__What is being asked__
Edit the lines below by replacing "name" with "label" wherever it occurs, and keep everything else the same. Leave the pictures out of your answer.

__Layout element annotations__
━━━━

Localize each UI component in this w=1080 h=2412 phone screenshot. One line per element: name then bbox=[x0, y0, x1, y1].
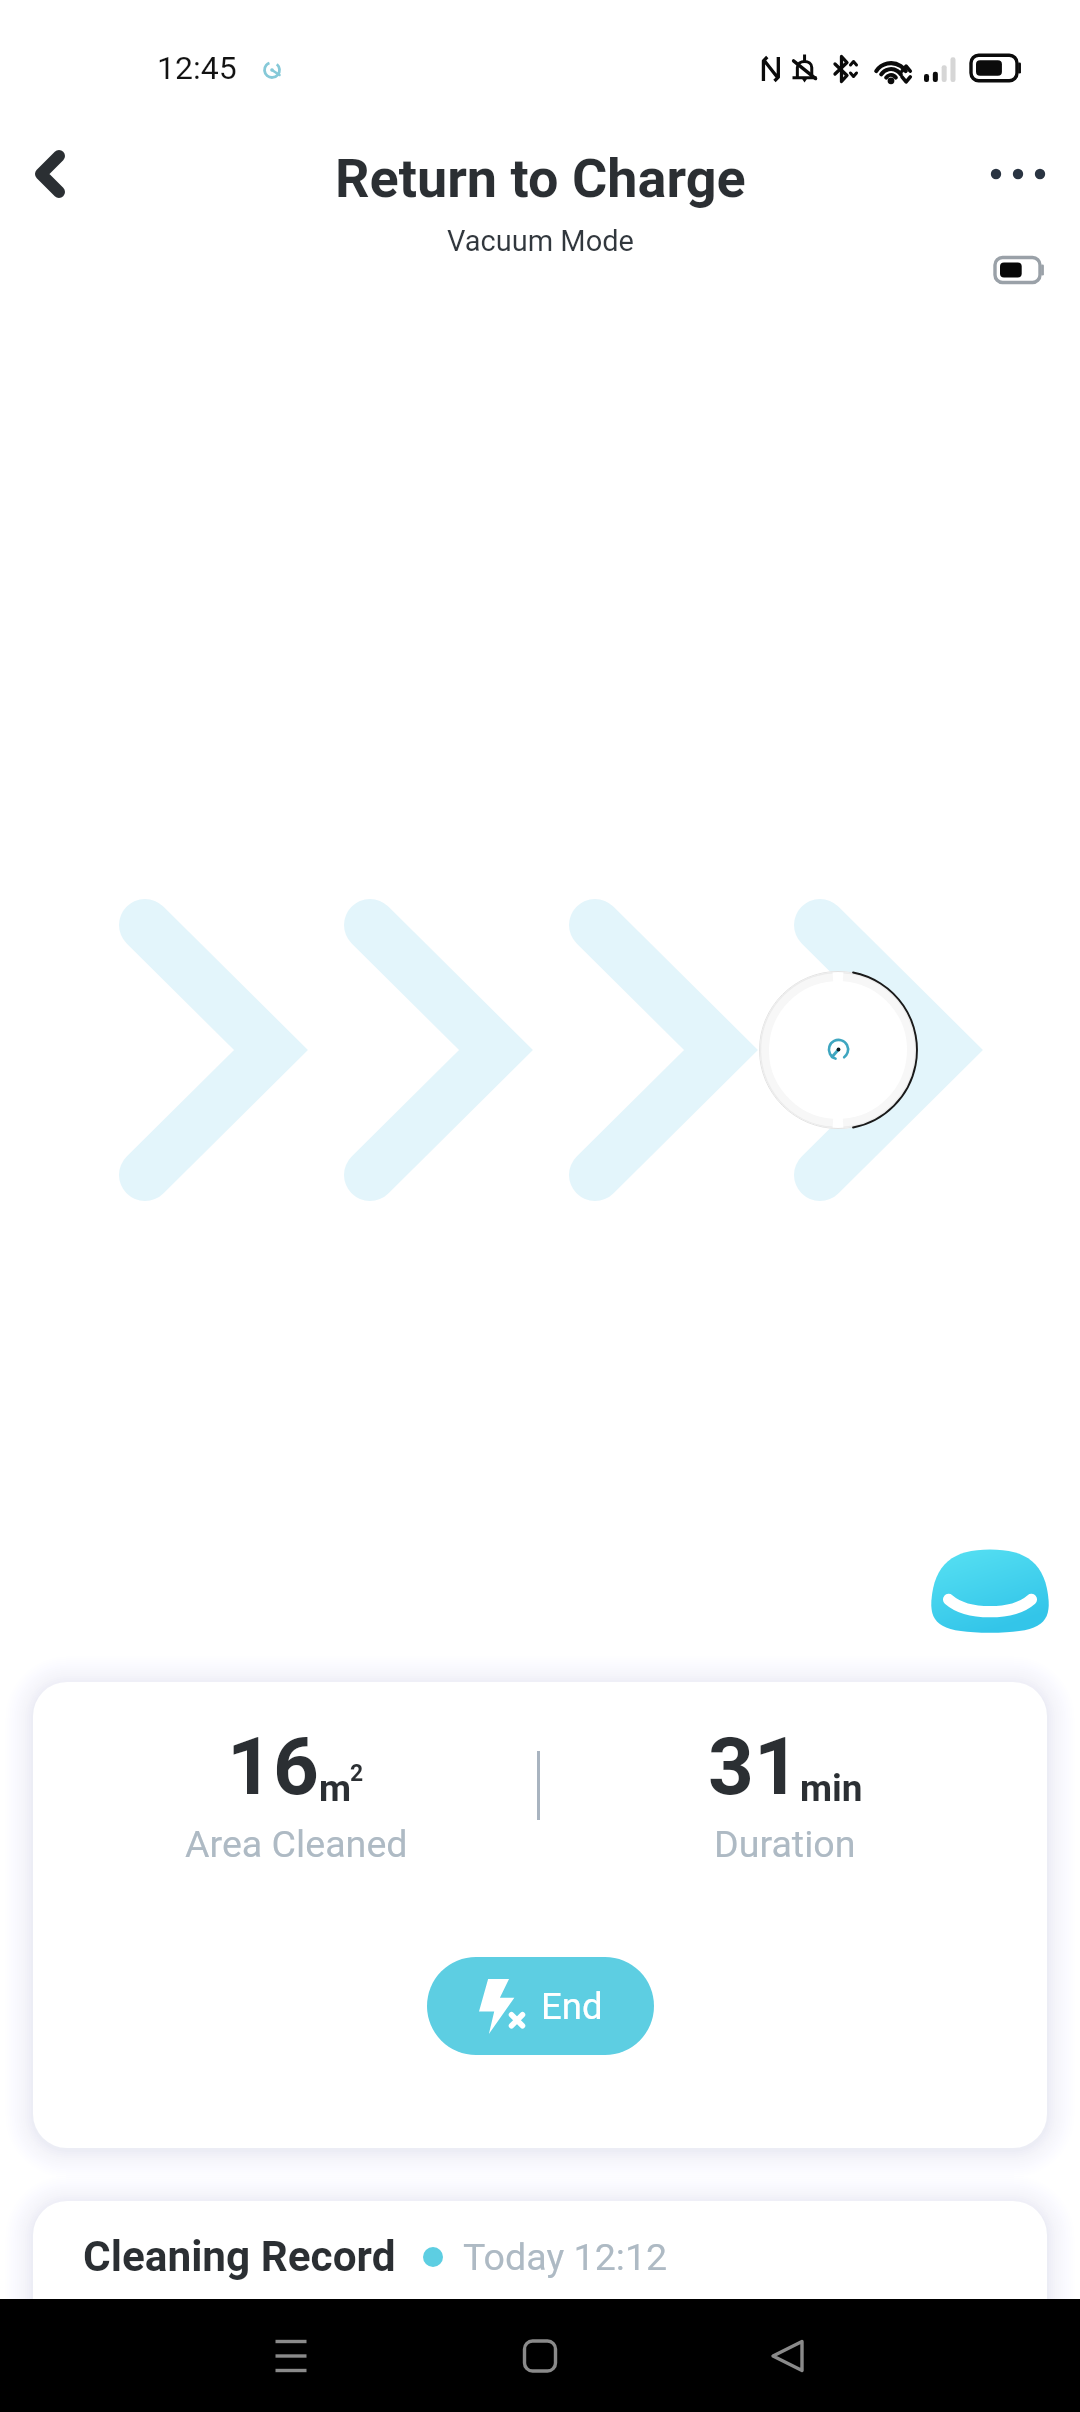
button[interactable]: End bbox=[427, 1957, 654, 2055]
button[interactable]: Recent apps bbox=[236, 2301, 346, 2411]
staticText: Today 12:12 bbox=[463, 2235, 668, 2279]
button[interactable]: Home bbox=[485, 2301, 595, 2411]
staticText: 16 bbox=[227, 1720, 319, 1814]
staticText: m bbox=[319, 1767, 352, 1810]
staticText: 31 bbox=[708, 1720, 800, 1814]
button[interactable] bbox=[33, 2201, 1047, 2411]
staticText: 2 bbox=[350, 1760, 364, 1787]
staticText: Vacuum Mode bbox=[447, 224, 634, 258]
staticText: Duration bbox=[714, 1822, 856, 1866]
staticText: Cleaning Record bbox=[83, 2232, 396, 2282]
staticText: min bbox=[800, 1767, 863, 1810]
staticText: 12:45 bbox=[157, 49, 237, 87]
button[interactable]: Back bbox=[733, 2301, 843, 2411]
button[interactable]: More options bbox=[966, 122, 1070, 226]
staticText: Return to Charge bbox=[335, 147, 746, 210]
staticText: Area Cleaned bbox=[185, 1822, 408, 1866]
staticText: End bbox=[541, 1985, 603, 2028]
button[interactable]: Back bbox=[0, 122, 104, 226]
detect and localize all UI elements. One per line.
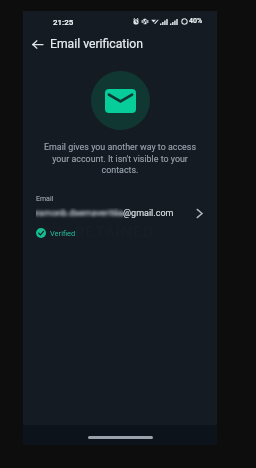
staticText: Email verification	[50, 37, 143, 51]
button[interactable]: Email	[23, 195, 217, 238]
staticText: Email	[36, 195, 54, 203]
staticText: ramonb.dsemaveritiia	[36, 208, 123, 219]
staticText: @gmail.com	[123, 208, 174, 219]
button[interactable]: Back	[27, 34, 47, 54]
staticText: 40%	[189, 17, 203, 25]
staticText: Verified	[50, 229, 76, 238]
staticText: Email gives you another way to access yo…	[43, 142, 197, 175]
staticText: 21:25	[53, 18, 74, 27]
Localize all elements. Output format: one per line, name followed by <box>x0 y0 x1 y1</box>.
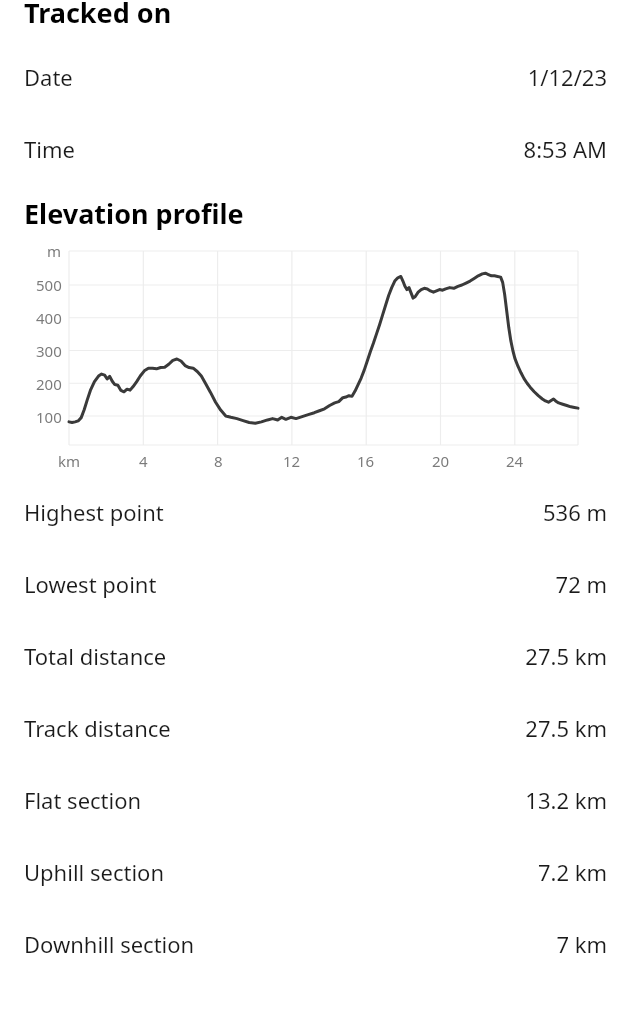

━━━━

__Answer to the exercise__
Localize each UI component in this w=1080 h=2412 phone screenshot. One line per element: label then bbox=[x0, y0, x1, y1].
button[interactable]: End bbox=[427, 1957, 654, 2055]
button[interactable]: Recent apps bbox=[236, 2301, 346, 2411]
staticText: Today 12:12 bbox=[463, 2235, 668, 2279]
button[interactable]: Home bbox=[485, 2301, 595, 2411]
staticText: 16 bbox=[227, 1720, 319, 1814]
staticText: m bbox=[319, 1767, 352, 1810]
staticText: 31 bbox=[708, 1720, 800, 1814]
button[interactable] bbox=[33, 2201, 1047, 2411]
staticText: 2 bbox=[350, 1760, 364, 1787]
staticText: Vacuum Mode bbox=[447, 224, 634, 258]
staticText: Duration bbox=[714, 1822, 856, 1866]
staticText: Cleaning Record bbox=[83, 2232, 396, 2282]
staticText: min bbox=[800, 1767, 863, 1810]
staticText: 12:45 bbox=[157, 49, 237, 87]
button[interactable]: Back bbox=[733, 2301, 843, 2411]
button[interactable]: More options bbox=[966, 122, 1070, 226]
staticText: Return to Charge bbox=[335, 147, 746, 210]
staticText: Area Cleaned bbox=[185, 1822, 408, 1866]
staticText: End bbox=[541, 1985, 603, 2028]
button[interactable]: Back bbox=[0, 122, 104, 226]
detect and localize all UI elements. One per line.
staticText: Email verification	[50, 37, 143, 51]
button[interactable]: Email	[23, 195, 217, 238]
staticText: Email	[36, 195, 54, 203]
staticText: ramonb.dsemaveritiia	[36, 208, 123, 219]
staticText: @gmail.com	[123, 208, 174, 219]
button[interactable]: Back	[27, 34, 47, 54]
staticText: 40%	[189, 17, 203, 25]
staticText: Verified	[50, 229, 76, 238]
staticText: Email gives you another way to access yo…	[43, 142, 197, 175]
staticText: 21:25	[53, 18, 74, 27]
Localize all elements. Output format: one per line, label followed by <box>x0 y0 x1 y1</box>.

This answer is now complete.